───── Data provided
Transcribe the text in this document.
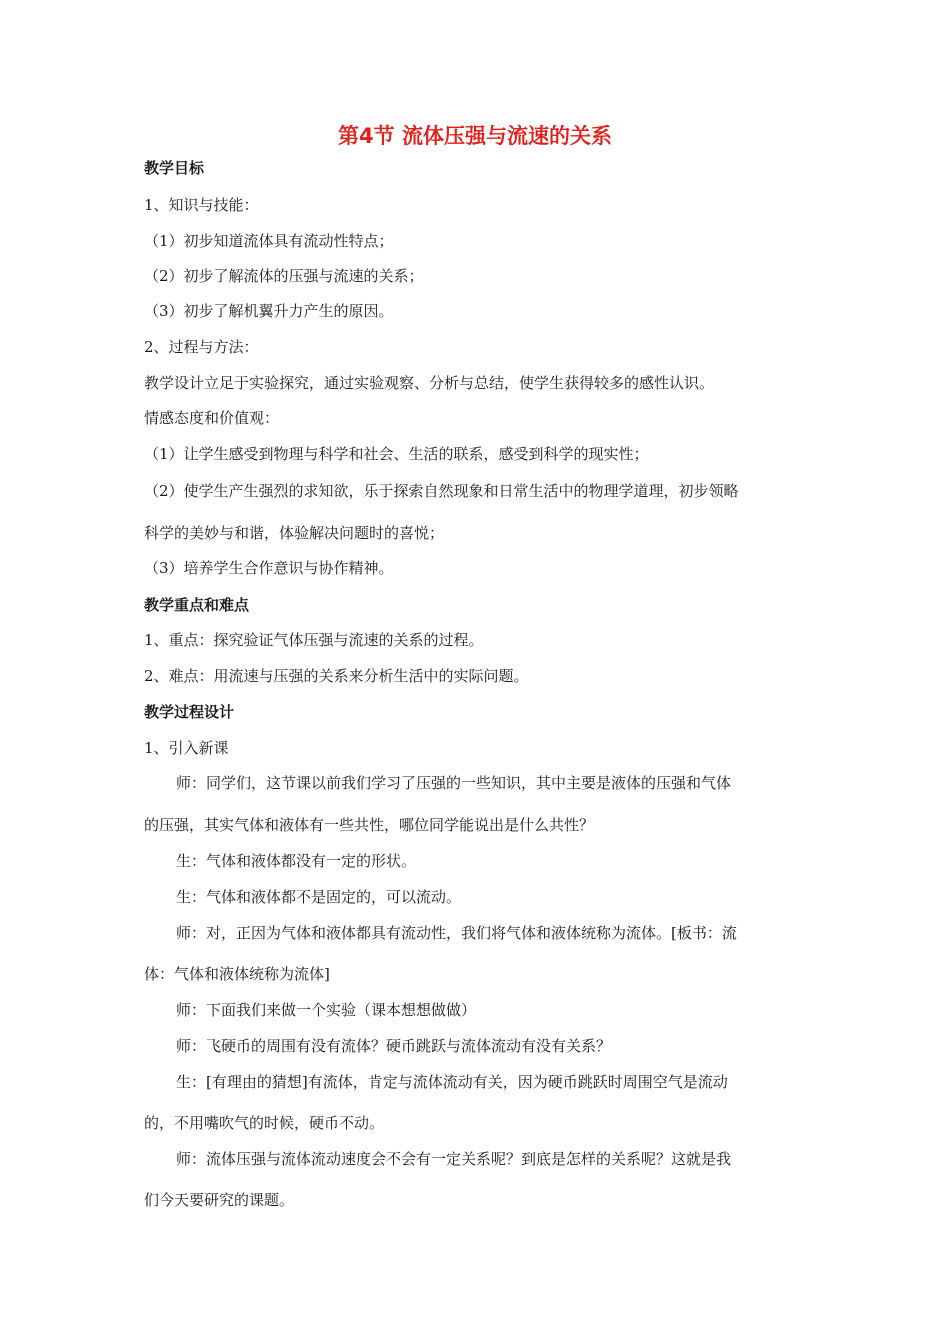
第4节 流体压强与流速的关系
教学目标
1、知识与技能：
（1）初步知道流体具有流动性特点；
（2）初步了解流体的压强与流速的关系；
（3）初步了解机翼升力产生的原因。
2、过程与方法：
教学设计立足于实验探究，通过实验观察、分析与总结，使学生获得较多的感性认识。
情感态度和价值观：
（1）让学生感受到物理与科学和社会、生活的联系，感受到科学的现实性；
（2）使学生产生强烈的求知欲，乐于探索自然现象和日常生活中的物理学道理，初步领略
科学的美妙与和谐，体验解决问题时的喜悦；
（3）培养学生合作意识与协作精神。
教学重点和难点
1、重点：探究验证气体压强与流速的关系的过程。
2、难点：用流速与压强的关系来分析生活中的实际问题。
教学过程设计
1、引入新课
师：同学们，这节课以前我们学习了压强的一些知识，其中主要是液体的压强和气体
的压强，其实气体和液体有一些共性，哪位同学能说出是什么共性？
生：气体和液体都没有一定的形状。
生：气体和液体都不是固定的，可以流动。
师：对，正因为气体和液体都具有流动性，我们将气体和液体统称为流体。[板书：流
体：气体和液体统称为流体]
师：下面我们来做一个实验（课本想想做做）
师：飞硬币的周围有没有流体？硬币跳跃与流体流动有没有关系？
生：[有理由的猜想]有流体，肯定与流体流动有关，因为硬币跳跃时周围空气是流动
的，不用嘴吹气的时候，硬币不动。
师：流体压强与流体流动速度会不会有一定关系呢？到底是怎样的关系呢？这就是我
们今天要研究的课题。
──────────
Transcribe the material exactly, keeping every word and none of the pictures.

Exercise response
Transcribe the text in this document.
第4节 流体压强与流速的关系
教学目标
1、知识与技能：
（1）初步知道流体具有流动性特点；
（2）初步了解流体的压强与流速的关系；
（3）初步了解机翼升力产生的原因。
2、过程与方法：
教学设计立足于实验探究，通过实验观察、分析与总结，使学生获得较多的感性认识。
情感态度和价值观：
（1）让学生感受到物理与科学和社会、生活的联系，感受到科学的现实性；
（2）使学生产生强烈的求知欲，乐于探索自然现象和日常生活中的物理学道理，初步领略
科学的美妙与和谐，体验解决问题时的喜悦；
（3）培养学生合作意识与协作精神。
教学重点和难点
1、重点：探究验证气体压强与流速的关系的过程。
2、难点：用流速与压强的关系来分析生活中的实际问题。
教学过程设计
1、引入新课
师：同学们，这节课以前我们学习了压强的一些知识，其中主要是液体的压强和气体
的压强，其实气体和液体有一些共性，哪位同学能说出是什么共性？
生：气体和液体都没有一定的形状。
生：气体和液体都不是固定的，可以流动。
师：对，正因为气体和液体都具有流动性，我们将气体和液体统称为流体。[板书：流
体：气体和液体统称为流体]
师：下面我们来做一个实验（课本想想做做）
师：飞硬币的周围有没有流体？硬币跳跃与流体流动有没有关系？
生：[有理由的猜想]有流体，肯定与流体流动有关，因为硬币跳跃时周围空气是流动
的，不用嘴吹气的时候，硬币不动。
师：流体压强与流体流动速度会不会有一定关系呢？到底是怎样的关系呢？这就是我
们今天要研究的课题。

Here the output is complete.